- [Directions for this task]
Would you restate all the data that follows, word for word?

[Items from a dataset]
- - - -

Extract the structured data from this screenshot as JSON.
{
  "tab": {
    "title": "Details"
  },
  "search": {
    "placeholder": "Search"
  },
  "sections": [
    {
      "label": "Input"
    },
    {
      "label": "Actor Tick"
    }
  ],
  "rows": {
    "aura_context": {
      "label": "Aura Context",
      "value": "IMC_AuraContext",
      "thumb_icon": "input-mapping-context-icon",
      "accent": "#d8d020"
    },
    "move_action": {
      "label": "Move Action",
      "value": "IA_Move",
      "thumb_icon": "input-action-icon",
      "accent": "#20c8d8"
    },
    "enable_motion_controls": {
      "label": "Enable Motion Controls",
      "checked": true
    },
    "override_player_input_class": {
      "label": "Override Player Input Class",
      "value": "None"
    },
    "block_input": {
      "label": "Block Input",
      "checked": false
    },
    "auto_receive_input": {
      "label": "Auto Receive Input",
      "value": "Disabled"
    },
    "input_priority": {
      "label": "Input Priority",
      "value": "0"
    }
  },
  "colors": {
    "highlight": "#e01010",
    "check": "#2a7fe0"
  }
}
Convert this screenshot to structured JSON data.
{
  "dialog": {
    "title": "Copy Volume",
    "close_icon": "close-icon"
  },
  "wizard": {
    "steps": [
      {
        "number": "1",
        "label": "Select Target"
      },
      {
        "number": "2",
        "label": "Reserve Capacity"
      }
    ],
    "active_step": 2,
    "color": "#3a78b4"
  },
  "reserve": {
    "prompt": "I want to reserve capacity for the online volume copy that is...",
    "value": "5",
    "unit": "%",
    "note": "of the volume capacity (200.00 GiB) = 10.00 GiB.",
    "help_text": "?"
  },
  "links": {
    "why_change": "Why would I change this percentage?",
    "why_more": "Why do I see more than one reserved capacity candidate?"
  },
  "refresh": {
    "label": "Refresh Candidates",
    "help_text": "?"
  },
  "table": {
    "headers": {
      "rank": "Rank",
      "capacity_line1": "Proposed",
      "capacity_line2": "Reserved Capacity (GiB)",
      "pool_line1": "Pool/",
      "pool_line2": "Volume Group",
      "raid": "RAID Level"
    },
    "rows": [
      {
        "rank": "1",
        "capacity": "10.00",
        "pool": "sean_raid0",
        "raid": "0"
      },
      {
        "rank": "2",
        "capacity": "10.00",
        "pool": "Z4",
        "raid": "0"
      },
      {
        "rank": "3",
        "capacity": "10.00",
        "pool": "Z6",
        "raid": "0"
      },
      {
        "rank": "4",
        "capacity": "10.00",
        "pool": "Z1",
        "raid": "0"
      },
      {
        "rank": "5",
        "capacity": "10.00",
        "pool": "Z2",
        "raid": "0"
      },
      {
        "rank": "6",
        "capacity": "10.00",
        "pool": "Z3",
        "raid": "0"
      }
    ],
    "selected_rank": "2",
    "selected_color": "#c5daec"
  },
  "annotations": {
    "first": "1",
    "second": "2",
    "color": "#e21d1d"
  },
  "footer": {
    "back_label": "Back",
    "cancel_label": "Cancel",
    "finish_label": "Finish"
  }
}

- - - -

- [Solution]
Extract the structured data from this screenshot as JSON.
{
  "tab": {
    "title": "Details"
  },
  "search": {
    "placeholder": "Search"
  },
  "sections": [
    {
      "label": "Input"
    },
    {
      "label": "Actor Tick"
    }
  ],
  "rows": {
    "aura_context": {
      "label": "Aura Context",
      "value": "IMC_AuraContext",
      "thumb_icon": "input-mapping-context-icon",
      "accent": "#d8d020"
    },
    "move_action": {
      "label": "Move Action",
      "value": "IA_Move",
      "thumb_icon": "input-action-icon",
      "accent": "#20c8d8"
    },
    "enable_motion_controls": {
      "label": "Enable Motion Controls",
      "checked": true
    },
    "override_player_input_class": {
      "label": "Override Player Input Class",
      "value": "None"
    },
    "block_input": {
      "label": "Block Input",
      "checked": false
    },
    "auto_receive_input": {
      "label": "Auto Receive Input",
      "value": "Disabled"
    },
    "input_priority": {
      "label": "Input Priority",
      "value": "0"
    }
  },
  "colors": {
    "highlight": "#e01010",
    "check": "#2a7fe0"
  }
}
Convert this screenshot to structured JSON data.
{
  "dialog": {
    "title": "Copy Volume",
    "close_icon": "close-icon"
  },
  "wizard": {
    "steps": [
      {
        "number": "1",
        "label": "Select Target"
      },
      {
        "number": "2",
        "label": "Reserve Capacity"
      }
    ],
    "active_step": 2,
    "color": "#3a78b4"
  },
  "reserve": {
    "prompt": "I want to reserve capacity for the online volume copy that is...",
    "value": "5",
    "unit": "%",
    "note": "of the volume capacity (200.00 GiB) = 10.00 GiB.",
    "help_text": "?"
  },
  "links": {
    "why_change": "Why would I change this percentage?",
    "why_more": "Why do I see more than one reserved capacity candidate?"
  },
  "refresh": {
    "label": "Refresh Candidates",
    "help_text": "?"
  },
  "table": {
    "headers": {
      "rank": "Rank",
      "capacity_line1": "Proposed",
      "capacity_line2": "Reserved Capacity (GiB)",
      "pool_line1": "Pool/",
      "pool_line2": "Volume Group",
      "raid": "RAID Level"
    },
    "rows": [
      {
        "rank": "1",
        "capacity": "10.00",
        "pool": "sean_raid0",
        "raid": "0"
      },
      {
        "rank": "2",
        "capacity": "10.00",
        "pool": "Z4",
        "raid": "0"
      },
      {
        "rank": "3",
        "capacity": "10.00",
        "pool": "Z6",
        "raid": "0"
      },
      {
        "rank": "4",
        "capacity": "10.00",
        "pool": "Z1",
        "raid": "0"
      },
      {
        "rank": "5",
        "capacity": "10.00",
        "pool": "Z2",
        "raid": "0"
      },
      {
        "rank": "6",
        "capacity": "10.00",
        "pool": "Z3",
        "raid": "0"
      }
    ],
    "selected_rank": "2",
    "selected_color": "#c5daec"
  },
  "annotations": {
    "first": "1",
    "second": "2",
    "color": "#e21d1d"
  },
  "footer": {
    "back_label": "Back",
    "cancel_label": "Cancel",
    "finish_label": "Finish"
  }
}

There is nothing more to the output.